**Recorded information:**
____________________

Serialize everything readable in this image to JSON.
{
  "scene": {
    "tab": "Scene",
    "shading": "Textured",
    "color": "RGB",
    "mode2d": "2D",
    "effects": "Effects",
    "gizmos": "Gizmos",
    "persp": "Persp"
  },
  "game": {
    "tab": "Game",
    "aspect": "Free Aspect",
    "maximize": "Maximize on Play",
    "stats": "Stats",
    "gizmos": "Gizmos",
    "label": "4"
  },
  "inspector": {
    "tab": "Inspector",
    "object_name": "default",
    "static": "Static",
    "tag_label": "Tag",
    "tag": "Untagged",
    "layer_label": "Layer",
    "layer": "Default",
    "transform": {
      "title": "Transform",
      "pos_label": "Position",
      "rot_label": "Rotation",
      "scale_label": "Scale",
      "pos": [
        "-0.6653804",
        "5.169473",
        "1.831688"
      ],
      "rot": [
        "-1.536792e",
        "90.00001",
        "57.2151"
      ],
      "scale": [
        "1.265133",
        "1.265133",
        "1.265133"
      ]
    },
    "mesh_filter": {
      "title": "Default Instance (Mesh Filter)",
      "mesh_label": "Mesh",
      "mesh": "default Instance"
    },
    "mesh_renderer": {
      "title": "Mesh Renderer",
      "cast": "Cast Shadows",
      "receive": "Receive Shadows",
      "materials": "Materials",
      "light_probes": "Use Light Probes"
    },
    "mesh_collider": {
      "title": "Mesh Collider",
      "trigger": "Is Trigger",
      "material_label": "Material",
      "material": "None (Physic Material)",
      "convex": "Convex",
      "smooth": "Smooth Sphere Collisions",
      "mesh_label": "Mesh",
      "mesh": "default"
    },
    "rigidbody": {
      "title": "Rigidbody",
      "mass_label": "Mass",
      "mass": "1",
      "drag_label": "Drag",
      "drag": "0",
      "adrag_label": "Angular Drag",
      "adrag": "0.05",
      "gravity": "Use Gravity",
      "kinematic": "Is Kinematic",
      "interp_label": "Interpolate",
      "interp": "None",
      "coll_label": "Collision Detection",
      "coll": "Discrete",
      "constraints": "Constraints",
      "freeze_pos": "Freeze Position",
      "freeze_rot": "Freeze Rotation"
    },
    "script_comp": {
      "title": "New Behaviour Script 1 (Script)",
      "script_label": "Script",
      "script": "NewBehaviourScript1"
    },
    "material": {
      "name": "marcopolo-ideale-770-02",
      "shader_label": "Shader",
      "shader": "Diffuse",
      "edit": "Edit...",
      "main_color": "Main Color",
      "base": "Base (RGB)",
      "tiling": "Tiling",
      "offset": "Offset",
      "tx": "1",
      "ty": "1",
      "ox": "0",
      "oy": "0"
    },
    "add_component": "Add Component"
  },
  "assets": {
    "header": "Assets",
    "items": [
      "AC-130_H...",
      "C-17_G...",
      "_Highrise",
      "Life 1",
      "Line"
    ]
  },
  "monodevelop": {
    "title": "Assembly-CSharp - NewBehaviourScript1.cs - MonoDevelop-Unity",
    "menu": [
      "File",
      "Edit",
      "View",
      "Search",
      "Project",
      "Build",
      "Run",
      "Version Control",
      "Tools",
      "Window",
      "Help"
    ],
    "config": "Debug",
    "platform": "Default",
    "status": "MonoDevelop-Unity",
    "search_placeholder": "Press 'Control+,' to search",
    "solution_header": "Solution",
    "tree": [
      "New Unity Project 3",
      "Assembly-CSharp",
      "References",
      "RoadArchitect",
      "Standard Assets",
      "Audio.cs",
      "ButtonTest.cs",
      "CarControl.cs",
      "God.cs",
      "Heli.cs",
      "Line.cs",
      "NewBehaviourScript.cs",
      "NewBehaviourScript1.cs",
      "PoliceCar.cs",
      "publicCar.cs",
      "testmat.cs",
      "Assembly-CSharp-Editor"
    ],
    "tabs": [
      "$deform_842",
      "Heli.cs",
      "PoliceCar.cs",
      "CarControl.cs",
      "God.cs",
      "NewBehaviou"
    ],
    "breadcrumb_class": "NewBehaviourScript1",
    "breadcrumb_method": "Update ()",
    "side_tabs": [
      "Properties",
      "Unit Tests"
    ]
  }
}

____________________

**Directions for this task:** Write out all records exactly, keeping every detail.

**Solved problem:**
Serialize everything readable in this image to JSON.
{
  "scene": {
    "tab": "Scene",
    "shading": "Textured",
    "color": "RGB",
    "mode2d": "2D",
    "effects": "Effects",
    "gizmos": "Gizmos",
    "persp": "Persp"
  },
  "game": {
    "tab": "Game",
    "aspect": "Free Aspect",
    "maximize": "Maximize on Play",
    "stats": "Stats",
    "gizmos": "Gizmos",
    "label": "4"
  },
  "inspector": {
    "tab": "Inspector",
    "object_name": "default",
    "static": "Static",
    "tag_label": "Tag",
    "tag": "Untagged",
    "layer_label": "Layer",
    "layer": "Default",
    "transform": {
      "title": "Transform",
      "pos_label": "Position",
      "rot_label": "Rotation",
      "scale_label": "Scale",
      "pos": [
        "-0.6653804",
        "5.169473",
        "1.831688"
      ],
      "rot": [
        "-1.536792e",
        "90.00001",
        "57.2151"
      ],
      "scale": [
        "1.265133",
        "1.265133",
        "1.265133"
      ]
    },
    "mesh_filter": {
      "title": "Default Instance (Mesh Filter)",
      "mesh_label": "Mesh",
      "mesh": "default Instance"
    },
    "mesh_renderer": {
      "title": "Mesh Renderer",
      "cast": "Cast Shadows",
      "receive": "Receive Shadows",
      "materials": "Materials",
      "light_probes": "Use Light Probes"
    },
    "mesh_collider": {
      "title": "Mesh Collider",
      "trigger": "Is Trigger",
      "material_label": "Material",
      "material": "None (Physic Material)",
      "convex": "Convex",
      "smooth": "Smooth Sphere Collisions",
      "mesh_label": "Mesh",
      "mesh": "default"
    },
    "rigidbody": {
      "title": "Rigidbody",
      "mass_label": "Mass",
      "mass": "1",
      "drag_label": "Drag",
      "drag": "0",
      "adrag_label": "Angular Drag",
      "adrag": "0.05",
      "gravity": "Use Gravity",
      "kinematic": "Is Kinematic",
      "interp_label": "Interpolate",
      "interp": "None",
      "coll_label": "Collision Detection",
      "coll": "Discrete",
      "constraints": "Constraints",
      "freeze_pos": "Freeze Position",
      "freeze_rot": "Freeze Rotation"
    },
    "script_comp": {
      "title": "New Behaviour Script 1 (Script)",
      "script_label": "Script",
      "script": "NewBehaviourScript1"
    },
    "material": {
      "name": "marcopolo-ideale-770-02",
      "shader_label": "Shader",
      "shader": "Diffuse",
      "edit": "Edit...",
      "main_color": "Main Color",
      "base": "Base (RGB)",
      "tiling": "Tiling",
      "offset": "Offset",
      "tx": "1",
      "ty": "1",
      "ox": "0",
      "oy": "0"
    },
    "add_component": "Add Component"
  },
  "assets": {
    "header": "Assets",
    "items": [
      "AC-130_H...",
      "C-17_G...",
      "_Highrise",
      "Life 1",
      "Line"
    ]
  },
  "monodevelop": {
    "title": "Assembly-CSharp - NewBehaviourScript1.cs - MonoDevelop-Unity",
    "menu": [
      "File",
      "Edit",
      "View",
      "Search",
      "Project",
      "Build",
      "Run",
      "Version Control",
      "Tools",
      "Window",
      "Help"
    ],
    "config": "Debug",
    "platform": "Default",
    "status": "MonoDevelop-Unity",
    "search_placeholder": "Press 'Control+,' to search",
    "solution_header": "Solution",
    "tree": [
      "New Unity Project 3",
      "Assembly-CSharp",
      "References",
      "RoadArchitect",
      "Standard Assets",
      "Audio.cs",
      "ButtonTest.cs",
      "CarControl.cs",
      "God.cs",
      "Heli.cs",
      "Line.cs",
      "NewBehaviourScript.cs",
      "NewBehaviourScript1.cs",
      "PoliceCar.cs",
      "publicCar.cs",
      "testmat.cs",
      "Assembly-CSharp-Editor"
    ],
    "tabs": [
      "$deform_842",
      "Heli.cs",
      "PoliceCar.cs",
      "CarControl.cs",
      "God.cs",
      "NewBehaviou"
    ],
    "breadcrumb_class": "NewBehaviourScript1",
    "breadcrumb_method": "Update ()",
    "side_tabs": [
      "Properties",
      "Unit Tests"
    ]
  }
}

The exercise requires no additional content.